(Supplied passage)
====================

The Sultan of Sulu inadvertently saved a species of pygmy elephant centuries ago by importing them from one island to another in the present-day Philippines and Indonesia.
The Sultan of Sulu, which ruled present-day Borneo, may have sought out the striking species, or received the pygmy elephants as a gift from the ruler of present-day Java, according to the new account of the species' unlikely survival story published in Sarawak Museum Journal and publicized by WWF.
Such extravagant wildlife gifts were common. But what happened to this pygmy elephant after the gift was anything but.
After Europeans arrived in Java, the native population of pygmy elephants went extinct. Meanwhile, the sultan's elephants bred and were released into the jungle, where they thrived.
"The origins of the pygmy elephants, found in a range extending from the north-east of the island into the Heart of Borneo, have long been shrouded in mystery," WWF states. "Their looks and behavior differ from other Asian elephants and scientists have questioned why they never dispersed to other parts of the island."

====================

Document layout analysis data:
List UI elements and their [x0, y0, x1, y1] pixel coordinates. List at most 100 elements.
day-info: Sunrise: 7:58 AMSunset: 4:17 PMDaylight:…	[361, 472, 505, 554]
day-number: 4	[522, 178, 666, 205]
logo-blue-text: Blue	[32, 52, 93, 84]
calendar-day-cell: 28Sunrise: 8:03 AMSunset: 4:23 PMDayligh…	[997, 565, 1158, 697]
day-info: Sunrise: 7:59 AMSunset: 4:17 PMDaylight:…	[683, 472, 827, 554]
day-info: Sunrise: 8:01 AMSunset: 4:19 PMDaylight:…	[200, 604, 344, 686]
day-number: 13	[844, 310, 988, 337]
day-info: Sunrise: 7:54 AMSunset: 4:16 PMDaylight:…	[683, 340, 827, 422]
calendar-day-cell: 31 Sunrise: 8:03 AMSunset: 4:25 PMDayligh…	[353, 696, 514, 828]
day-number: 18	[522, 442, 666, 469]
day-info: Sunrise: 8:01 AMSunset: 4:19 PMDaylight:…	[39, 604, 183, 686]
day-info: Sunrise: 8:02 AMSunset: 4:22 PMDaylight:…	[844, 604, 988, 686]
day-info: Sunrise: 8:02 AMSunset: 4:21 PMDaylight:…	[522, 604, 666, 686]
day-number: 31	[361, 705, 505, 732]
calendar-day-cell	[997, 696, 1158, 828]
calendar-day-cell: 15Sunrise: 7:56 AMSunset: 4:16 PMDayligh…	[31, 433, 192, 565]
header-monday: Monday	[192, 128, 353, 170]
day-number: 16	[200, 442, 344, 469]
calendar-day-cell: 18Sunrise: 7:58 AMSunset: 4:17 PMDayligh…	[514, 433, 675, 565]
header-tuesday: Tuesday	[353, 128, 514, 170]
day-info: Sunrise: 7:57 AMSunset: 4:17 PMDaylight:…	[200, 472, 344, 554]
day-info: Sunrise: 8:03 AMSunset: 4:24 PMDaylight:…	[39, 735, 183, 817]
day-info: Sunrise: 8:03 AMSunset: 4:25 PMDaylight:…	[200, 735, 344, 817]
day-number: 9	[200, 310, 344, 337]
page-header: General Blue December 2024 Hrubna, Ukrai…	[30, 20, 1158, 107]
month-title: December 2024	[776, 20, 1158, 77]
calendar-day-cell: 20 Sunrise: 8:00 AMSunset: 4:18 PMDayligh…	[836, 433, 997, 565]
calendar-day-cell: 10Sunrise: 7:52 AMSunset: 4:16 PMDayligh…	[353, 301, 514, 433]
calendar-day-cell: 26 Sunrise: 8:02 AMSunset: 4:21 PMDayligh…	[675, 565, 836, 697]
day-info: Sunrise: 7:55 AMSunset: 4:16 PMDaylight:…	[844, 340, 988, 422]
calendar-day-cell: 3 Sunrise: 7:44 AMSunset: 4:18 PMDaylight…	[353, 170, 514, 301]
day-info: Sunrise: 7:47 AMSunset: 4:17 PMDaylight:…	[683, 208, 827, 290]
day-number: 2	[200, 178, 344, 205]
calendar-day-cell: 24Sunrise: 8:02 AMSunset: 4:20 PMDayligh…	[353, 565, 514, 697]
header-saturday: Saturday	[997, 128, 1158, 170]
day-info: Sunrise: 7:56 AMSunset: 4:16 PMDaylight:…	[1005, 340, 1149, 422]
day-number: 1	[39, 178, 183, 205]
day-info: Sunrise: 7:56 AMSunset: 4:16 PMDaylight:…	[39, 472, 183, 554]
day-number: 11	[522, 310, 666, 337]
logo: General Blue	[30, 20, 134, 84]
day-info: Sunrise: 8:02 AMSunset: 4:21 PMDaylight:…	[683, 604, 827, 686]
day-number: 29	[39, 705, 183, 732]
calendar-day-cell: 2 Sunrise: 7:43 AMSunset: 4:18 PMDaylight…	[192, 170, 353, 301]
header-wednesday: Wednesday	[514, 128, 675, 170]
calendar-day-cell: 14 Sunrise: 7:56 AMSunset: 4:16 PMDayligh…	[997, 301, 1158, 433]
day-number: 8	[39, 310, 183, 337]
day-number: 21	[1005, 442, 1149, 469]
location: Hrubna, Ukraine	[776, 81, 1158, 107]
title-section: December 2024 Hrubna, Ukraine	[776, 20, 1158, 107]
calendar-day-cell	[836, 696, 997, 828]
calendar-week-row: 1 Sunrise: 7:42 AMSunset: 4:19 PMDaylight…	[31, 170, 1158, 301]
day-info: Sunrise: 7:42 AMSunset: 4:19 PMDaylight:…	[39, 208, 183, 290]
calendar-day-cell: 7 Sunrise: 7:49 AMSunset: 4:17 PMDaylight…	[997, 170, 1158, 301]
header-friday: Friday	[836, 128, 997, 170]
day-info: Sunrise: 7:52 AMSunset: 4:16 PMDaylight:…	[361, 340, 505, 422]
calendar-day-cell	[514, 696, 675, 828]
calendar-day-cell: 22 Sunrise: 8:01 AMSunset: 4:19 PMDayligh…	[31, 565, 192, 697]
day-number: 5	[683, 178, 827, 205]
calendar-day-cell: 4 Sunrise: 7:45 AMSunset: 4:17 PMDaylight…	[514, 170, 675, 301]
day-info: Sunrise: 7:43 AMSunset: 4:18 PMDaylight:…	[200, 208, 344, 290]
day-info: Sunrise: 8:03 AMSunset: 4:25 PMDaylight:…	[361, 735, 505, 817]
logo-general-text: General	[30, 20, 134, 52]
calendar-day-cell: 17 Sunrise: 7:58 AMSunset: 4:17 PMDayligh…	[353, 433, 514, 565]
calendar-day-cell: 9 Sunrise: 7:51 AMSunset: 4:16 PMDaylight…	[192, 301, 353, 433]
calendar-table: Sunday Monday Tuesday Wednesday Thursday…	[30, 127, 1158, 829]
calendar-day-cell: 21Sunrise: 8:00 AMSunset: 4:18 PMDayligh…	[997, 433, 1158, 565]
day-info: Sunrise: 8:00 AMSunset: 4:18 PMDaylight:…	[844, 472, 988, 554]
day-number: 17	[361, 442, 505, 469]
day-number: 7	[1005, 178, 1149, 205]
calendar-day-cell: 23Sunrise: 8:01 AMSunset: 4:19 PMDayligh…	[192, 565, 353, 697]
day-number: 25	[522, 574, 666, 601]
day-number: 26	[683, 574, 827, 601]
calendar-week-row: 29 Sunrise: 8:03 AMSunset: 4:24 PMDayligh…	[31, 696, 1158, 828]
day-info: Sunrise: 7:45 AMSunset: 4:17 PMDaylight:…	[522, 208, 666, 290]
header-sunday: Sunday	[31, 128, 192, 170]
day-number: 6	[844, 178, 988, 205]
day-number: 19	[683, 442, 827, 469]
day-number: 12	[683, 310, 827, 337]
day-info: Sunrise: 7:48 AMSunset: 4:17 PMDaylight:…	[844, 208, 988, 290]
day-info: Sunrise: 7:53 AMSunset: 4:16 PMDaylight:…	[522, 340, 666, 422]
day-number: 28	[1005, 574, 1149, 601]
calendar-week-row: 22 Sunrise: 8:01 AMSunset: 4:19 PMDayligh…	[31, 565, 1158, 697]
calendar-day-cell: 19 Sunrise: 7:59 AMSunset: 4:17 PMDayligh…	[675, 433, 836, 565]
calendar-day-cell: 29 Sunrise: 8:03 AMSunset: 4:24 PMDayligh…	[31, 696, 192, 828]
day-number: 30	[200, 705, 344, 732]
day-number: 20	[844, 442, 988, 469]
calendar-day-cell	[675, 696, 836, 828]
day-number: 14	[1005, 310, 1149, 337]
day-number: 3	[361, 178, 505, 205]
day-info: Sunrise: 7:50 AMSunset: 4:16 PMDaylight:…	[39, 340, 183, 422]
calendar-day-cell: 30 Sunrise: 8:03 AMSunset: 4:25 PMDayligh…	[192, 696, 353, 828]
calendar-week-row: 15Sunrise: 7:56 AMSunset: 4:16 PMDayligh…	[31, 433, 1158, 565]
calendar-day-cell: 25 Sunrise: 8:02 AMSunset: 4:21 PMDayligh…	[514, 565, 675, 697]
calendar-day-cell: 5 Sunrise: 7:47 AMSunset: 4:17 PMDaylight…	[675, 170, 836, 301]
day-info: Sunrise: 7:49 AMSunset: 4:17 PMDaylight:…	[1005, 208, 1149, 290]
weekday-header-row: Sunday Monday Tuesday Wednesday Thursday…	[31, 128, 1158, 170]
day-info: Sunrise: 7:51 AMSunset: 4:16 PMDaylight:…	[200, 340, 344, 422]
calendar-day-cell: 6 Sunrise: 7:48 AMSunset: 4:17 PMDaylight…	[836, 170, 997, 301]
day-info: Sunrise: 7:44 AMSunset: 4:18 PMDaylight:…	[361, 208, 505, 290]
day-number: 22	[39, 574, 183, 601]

====================

(Work instructions)
**1)** Based on the pygmy elephant article, say whether each statement agrees with it. Answer yes or no and quote the words that decide it.
(a) The native pygmy elephants of Java died out after Europeans arrived there.
(b) The new account of the elephants' survival was published in Sarawak Museum Journal.
(c) Scientists have found that the pygmy elephants spread to other parts of the island.
**2)** Translate this sentence from the pygmy elephant article into Spanish: "Meanwhile, the sultan's elephants bred and were released into the jungle, where they thrived."
**3)** Write the next part of the pygmy elephant article, picking up after its final sentence.

(Per-task outputs)
**1)**
(a) Yes: "After Europeans arrived in Java, the native population of pygmy elephants went extinct."
(b) Yes: "published in Sarawak Museum Journal and publicized by WWF."
(c) No: "scientists have questioned why they never dispersed to other parts of the island."

**2)** Mientras tanto, los elefantes del sultán se reprodujeron y fueron liberados en la selva, donde prosperaron.

**3)**
The Borneo pygmy elephant was named based on the understandable belief that it originated on Borneo, where the sultan ruled. But the new genetic research suggests that a better name might be the displaced Java pygmy elephant. Or, maybe just the Sultan of Sulu's pygmy elephant, since the only elephants in this species to have survived to modern times are descended from those long-ago gifts.
Just one fertile female and one fertile male elephant, if left undisturbed in enough good habitat, could in theory end up as a population of 2,000 elephants within less than 300 years, said Junaidi Payne of WWF, one of the papers co-authors. And that may be what happened in practice here.